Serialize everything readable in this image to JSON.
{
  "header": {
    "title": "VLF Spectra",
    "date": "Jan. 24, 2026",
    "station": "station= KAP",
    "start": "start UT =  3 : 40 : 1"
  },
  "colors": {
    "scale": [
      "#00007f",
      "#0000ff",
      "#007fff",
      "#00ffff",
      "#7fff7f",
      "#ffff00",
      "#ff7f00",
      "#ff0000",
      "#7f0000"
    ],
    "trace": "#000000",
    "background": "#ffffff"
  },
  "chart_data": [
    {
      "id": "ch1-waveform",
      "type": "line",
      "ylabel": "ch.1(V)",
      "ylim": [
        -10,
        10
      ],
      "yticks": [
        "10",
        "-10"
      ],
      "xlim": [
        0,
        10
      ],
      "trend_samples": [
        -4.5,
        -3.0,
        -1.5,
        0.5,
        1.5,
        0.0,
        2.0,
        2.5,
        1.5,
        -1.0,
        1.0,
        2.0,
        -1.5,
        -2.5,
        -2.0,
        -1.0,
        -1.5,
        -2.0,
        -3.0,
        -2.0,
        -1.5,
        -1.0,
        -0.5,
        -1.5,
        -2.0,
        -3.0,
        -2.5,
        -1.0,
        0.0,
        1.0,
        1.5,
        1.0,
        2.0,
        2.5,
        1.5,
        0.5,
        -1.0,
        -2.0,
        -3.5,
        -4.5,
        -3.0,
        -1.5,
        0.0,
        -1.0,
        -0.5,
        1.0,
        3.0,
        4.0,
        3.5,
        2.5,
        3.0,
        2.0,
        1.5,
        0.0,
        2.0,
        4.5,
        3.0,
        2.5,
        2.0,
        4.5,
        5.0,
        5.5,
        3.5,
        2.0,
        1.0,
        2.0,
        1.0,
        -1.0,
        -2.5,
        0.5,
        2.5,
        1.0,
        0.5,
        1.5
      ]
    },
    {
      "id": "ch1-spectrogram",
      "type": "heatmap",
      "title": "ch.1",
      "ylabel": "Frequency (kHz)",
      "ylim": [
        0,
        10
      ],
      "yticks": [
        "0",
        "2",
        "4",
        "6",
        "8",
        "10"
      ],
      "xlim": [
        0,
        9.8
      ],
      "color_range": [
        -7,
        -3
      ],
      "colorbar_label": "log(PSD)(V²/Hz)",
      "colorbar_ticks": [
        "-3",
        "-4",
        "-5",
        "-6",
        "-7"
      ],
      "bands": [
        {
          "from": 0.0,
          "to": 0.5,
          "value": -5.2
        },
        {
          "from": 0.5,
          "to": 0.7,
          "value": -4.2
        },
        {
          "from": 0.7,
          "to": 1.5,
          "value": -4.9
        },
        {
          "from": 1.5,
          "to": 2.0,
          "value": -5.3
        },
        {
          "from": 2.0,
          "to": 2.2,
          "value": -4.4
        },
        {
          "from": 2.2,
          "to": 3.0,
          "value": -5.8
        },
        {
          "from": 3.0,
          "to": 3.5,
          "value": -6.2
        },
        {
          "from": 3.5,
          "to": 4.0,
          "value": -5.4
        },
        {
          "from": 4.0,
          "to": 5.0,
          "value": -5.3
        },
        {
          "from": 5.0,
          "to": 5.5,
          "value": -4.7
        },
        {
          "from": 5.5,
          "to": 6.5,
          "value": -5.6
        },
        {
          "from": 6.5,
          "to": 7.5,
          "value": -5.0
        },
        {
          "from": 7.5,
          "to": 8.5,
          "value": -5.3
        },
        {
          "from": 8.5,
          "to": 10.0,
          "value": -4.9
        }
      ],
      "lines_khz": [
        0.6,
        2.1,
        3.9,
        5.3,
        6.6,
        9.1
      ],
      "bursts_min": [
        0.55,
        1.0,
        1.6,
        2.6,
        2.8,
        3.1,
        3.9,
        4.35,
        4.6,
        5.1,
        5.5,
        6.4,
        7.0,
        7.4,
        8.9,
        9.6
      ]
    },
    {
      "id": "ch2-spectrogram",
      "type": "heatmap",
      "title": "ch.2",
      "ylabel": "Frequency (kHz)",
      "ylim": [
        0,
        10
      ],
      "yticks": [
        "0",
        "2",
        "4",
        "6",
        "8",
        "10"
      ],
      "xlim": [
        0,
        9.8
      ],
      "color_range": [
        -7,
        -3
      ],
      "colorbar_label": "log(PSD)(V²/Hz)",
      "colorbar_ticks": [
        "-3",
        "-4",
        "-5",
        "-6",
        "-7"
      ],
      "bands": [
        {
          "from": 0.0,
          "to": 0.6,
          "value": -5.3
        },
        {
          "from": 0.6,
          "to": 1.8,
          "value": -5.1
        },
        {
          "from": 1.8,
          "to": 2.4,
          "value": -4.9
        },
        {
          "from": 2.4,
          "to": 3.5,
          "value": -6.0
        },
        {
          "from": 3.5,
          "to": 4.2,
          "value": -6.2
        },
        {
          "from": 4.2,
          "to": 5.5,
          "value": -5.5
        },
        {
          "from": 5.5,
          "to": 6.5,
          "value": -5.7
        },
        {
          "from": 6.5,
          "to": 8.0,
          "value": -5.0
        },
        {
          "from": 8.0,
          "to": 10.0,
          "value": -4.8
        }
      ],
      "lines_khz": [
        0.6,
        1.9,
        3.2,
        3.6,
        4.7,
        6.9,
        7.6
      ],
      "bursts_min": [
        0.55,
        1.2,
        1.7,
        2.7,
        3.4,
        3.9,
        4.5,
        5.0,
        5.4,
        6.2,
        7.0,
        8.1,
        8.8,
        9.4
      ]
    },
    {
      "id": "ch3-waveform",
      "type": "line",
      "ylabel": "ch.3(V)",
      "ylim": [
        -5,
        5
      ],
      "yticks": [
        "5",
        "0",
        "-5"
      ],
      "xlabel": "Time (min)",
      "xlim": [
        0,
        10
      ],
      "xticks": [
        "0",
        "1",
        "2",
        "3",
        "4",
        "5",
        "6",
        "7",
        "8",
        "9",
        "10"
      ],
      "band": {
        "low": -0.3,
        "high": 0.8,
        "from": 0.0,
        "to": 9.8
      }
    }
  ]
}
-*-
TASK PROMPT:
Which lines above contain "spectrogram"? Show each of them.

ANSWER TO THIS EXERCISE:
      "id": "ch1-spectrogram",
      "id": "ch2-spectrogram",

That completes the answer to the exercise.